= Description of the task =
Look through the listing below and work out how many of its lines hold the word "inprogress". Give only the number.

++++++++

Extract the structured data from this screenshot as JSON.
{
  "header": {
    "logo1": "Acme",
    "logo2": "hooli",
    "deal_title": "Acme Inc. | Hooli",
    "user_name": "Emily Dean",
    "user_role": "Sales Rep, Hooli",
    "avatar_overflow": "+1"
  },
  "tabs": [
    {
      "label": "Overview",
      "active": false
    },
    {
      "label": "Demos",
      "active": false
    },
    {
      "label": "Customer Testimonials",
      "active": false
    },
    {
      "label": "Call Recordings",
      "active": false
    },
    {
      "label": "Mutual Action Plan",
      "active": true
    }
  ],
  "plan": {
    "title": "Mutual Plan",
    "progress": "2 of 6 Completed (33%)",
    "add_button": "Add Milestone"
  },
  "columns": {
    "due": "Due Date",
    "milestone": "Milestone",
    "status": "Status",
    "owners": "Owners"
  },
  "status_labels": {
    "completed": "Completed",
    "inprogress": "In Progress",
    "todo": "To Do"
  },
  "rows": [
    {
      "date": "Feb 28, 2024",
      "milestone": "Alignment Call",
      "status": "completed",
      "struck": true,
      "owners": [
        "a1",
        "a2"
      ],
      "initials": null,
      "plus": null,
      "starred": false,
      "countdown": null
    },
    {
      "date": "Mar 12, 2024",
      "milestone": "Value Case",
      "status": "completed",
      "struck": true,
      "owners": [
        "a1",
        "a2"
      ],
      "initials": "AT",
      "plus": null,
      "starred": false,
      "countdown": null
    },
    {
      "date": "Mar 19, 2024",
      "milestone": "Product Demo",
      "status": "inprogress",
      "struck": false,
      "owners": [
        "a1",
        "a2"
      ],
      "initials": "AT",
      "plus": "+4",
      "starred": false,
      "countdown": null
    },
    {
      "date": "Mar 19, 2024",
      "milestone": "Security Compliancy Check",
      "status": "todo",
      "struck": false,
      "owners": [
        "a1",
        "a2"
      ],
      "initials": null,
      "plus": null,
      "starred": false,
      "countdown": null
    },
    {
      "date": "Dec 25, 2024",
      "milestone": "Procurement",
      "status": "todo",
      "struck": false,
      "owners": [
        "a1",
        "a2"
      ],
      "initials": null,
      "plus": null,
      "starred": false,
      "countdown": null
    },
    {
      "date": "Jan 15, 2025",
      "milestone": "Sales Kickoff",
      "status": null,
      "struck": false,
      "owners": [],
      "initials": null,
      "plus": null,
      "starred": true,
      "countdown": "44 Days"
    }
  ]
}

++++++++

= Exercise solution =
2